[Dataset records]
──────────

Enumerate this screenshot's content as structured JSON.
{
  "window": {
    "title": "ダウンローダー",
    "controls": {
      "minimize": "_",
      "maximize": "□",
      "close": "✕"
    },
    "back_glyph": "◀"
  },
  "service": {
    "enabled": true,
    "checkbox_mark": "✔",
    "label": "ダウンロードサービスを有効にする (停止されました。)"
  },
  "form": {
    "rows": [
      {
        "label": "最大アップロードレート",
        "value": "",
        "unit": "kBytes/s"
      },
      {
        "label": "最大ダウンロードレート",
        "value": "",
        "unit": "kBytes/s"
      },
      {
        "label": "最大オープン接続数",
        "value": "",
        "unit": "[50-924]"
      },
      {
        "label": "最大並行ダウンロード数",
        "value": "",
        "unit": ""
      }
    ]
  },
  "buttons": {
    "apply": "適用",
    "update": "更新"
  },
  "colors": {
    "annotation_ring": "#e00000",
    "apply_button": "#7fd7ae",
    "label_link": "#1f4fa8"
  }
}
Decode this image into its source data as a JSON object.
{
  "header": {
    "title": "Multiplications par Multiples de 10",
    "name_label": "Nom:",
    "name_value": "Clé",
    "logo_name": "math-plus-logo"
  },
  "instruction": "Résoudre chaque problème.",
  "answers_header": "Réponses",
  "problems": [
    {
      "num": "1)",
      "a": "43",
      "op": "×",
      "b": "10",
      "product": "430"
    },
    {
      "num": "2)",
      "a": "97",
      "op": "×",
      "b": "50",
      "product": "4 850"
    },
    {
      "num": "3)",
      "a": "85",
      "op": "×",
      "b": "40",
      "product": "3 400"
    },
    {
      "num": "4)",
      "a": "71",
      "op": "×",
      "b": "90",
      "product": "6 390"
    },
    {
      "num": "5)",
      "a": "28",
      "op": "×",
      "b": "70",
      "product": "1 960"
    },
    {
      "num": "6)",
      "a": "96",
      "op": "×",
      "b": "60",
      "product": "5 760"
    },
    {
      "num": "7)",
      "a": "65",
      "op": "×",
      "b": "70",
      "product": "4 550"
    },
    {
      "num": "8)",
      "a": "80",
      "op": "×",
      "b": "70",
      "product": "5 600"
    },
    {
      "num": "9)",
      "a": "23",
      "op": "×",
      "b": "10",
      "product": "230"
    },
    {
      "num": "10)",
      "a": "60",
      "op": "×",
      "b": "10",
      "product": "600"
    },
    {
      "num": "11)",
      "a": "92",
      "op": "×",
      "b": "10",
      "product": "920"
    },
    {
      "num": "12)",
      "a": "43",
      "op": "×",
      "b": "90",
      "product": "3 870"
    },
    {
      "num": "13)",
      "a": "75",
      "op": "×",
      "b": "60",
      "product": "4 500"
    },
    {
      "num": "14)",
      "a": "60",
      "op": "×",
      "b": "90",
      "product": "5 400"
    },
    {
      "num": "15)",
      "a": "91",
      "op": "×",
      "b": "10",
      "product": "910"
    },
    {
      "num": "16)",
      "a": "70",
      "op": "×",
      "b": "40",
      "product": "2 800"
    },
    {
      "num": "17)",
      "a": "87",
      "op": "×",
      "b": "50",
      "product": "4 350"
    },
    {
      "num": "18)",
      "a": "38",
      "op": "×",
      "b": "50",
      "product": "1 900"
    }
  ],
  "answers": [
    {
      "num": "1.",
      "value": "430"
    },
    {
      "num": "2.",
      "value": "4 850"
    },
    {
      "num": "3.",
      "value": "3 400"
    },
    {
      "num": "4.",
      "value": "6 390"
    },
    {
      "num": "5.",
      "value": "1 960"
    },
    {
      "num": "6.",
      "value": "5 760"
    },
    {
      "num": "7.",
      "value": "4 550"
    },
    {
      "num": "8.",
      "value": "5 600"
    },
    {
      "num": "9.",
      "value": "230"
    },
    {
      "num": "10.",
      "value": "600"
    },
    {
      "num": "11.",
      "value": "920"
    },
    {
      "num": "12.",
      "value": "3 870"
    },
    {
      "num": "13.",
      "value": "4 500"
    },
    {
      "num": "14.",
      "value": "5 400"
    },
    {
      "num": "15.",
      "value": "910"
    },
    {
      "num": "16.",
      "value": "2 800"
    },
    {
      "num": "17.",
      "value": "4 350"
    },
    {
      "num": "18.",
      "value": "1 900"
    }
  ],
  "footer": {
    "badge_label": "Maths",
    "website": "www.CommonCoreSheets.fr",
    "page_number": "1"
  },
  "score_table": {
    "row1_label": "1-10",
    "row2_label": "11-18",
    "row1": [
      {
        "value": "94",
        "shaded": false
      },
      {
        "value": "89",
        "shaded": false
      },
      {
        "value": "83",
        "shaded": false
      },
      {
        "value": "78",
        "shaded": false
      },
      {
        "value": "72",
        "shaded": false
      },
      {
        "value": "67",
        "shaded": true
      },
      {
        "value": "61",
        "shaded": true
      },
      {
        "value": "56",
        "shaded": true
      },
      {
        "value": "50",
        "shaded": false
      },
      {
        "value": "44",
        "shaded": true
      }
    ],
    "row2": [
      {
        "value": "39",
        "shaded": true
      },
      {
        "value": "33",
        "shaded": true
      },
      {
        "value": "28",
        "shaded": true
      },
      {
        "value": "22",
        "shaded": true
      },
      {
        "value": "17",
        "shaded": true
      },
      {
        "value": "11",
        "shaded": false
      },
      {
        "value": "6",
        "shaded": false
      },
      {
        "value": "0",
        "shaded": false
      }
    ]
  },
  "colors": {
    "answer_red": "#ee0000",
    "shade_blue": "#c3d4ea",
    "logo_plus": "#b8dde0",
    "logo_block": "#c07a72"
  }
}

──────────

Challenge – Show each line of the listing that holds the string "title".

The reply –
    "title": "ダウンローダー",
    "title": "Multiplications par Multiples de 10",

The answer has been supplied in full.